YOUR GOAL | Extract the complete data exactly as given.
────────
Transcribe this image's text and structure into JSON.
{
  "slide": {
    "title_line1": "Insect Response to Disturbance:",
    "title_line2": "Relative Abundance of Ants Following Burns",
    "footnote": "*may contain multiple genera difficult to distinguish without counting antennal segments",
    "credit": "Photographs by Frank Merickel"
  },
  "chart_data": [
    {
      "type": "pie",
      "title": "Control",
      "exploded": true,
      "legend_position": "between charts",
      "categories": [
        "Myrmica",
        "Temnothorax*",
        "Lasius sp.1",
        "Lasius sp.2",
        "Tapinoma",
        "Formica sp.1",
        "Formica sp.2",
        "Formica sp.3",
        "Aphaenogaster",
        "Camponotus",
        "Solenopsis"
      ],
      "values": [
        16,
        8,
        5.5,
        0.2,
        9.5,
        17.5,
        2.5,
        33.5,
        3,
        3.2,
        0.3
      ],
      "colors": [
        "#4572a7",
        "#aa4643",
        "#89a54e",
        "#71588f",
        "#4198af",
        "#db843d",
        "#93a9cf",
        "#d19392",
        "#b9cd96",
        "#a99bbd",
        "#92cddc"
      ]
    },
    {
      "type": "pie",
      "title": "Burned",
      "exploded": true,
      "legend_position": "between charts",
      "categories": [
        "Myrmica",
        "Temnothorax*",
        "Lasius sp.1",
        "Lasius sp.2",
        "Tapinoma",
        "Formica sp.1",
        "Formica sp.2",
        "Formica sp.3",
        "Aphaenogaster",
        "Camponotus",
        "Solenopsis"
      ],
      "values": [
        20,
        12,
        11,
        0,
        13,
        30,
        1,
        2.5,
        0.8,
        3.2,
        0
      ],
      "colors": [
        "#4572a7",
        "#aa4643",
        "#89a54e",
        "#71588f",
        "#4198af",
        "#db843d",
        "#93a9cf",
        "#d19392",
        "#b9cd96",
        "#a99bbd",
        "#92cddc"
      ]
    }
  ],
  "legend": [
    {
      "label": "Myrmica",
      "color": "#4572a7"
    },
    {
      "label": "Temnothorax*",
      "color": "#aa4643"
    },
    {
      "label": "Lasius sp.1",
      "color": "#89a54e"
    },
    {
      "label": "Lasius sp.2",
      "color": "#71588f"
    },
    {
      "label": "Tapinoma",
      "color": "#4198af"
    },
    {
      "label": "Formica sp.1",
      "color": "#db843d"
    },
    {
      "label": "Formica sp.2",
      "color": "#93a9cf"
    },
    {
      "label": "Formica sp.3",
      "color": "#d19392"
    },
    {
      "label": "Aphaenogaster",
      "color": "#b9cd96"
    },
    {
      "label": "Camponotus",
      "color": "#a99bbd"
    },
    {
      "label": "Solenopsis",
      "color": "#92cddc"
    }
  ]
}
────────
COMPLETE OUTPUT |
Transcribe this image's text and structure into JSON.
{
  "slide": {
    "title_line1": "Insect Response to Disturbance:",
    "title_line2": "Relative Abundance of Ants Following Burns",
    "footnote": "*may contain multiple genera difficult to distinguish without counting antennal segments",
    "credit": "Photographs by Frank Merickel"
  },
  "chart_data": [
    {
      "type": "pie",
      "title": "Control",
      "exploded": true,
      "legend_position": "between charts",
      "categories": [
        "Myrmica",
        "Temnothorax*",
        "Lasius sp.1",
        "Lasius sp.2",
        "Tapinoma",
        "Formica sp.1",
        "Formica sp.2",
        "Formica sp.3",
        "Aphaenogaster",
        "Camponotus",
        "Solenopsis"
      ],
      "values": [
        16,
        8,
        5.5,
        0.2,
        9.5,
        17.5,
        2.5,
        33.5,
        3,
        3.2,
        0.3
      ],
      "colors": [
        "#4572a7",
        "#aa4643",
        "#89a54e",
        "#71588f",
        "#4198af",
        "#db843d",
        "#93a9cf",
        "#d19392",
        "#b9cd96",
        "#a99bbd",
        "#92cddc"
      ]
    },
    {
      "type": "pie",
      "title": "Burned",
      "exploded": true,
      "legend_position": "between charts",
      "categories": [
        "Myrmica",
        "Temnothorax*",
        "Lasius sp.1",
        "Lasius sp.2",
        "Tapinoma",
        "Formica sp.1",
        "Formica sp.2",
        "Formica sp.3",
        "Aphaenogaster",
        "Camponotus",
        "Solenopsis"
      ],
      "values": [
        20,
        12,
        11,
        0,
        13,
        30,
        1,
        2.5,
        0.8,
        3.2,
        0
      ],
      "colors": [
        "#4572a7",
        "#aa4643",
        "#89a54e",
        "#71588f",
        "#4198af",
        "#db843d",
        "#93a9cf",
        "#d19392",
        "#b9cd96",
        "#a99bbd",
        "#92cddc"
      ]
    }
  ],
  "legend": [
    {
      "label": "Myrmica",
      "color": "#4572a7"
    },
    {
      "label": "Temnothorax*",
      "color": "#aa4643"
    },
    {
      "label": "Lasius sp.1",
      "color": "#89a54e"
    },
    {
      "label": "Lasius sp.2",
      "color": "#71588f"
    },
    {
      "label": "Tapinoma",
      "color": "#4198af"
    },
    {
      "label": "Formica sp.1",
      "color": "#db843d"
    },
    {
      "label": "Formica sp.2",
      "color": "#93a9cf"
    },
    {
      "label": "Formica sp.3",
      "color": "#d19392"
    },
    {
      "label": "Aphaenogaster",
      "color": "#b9cd96"
    },
    {
      "label": "Camponotus",
      "color": "#a99bbd"
    },
    {
      "label": "Solenopsis",
      "color": "#92cddc"
    }
  ]
}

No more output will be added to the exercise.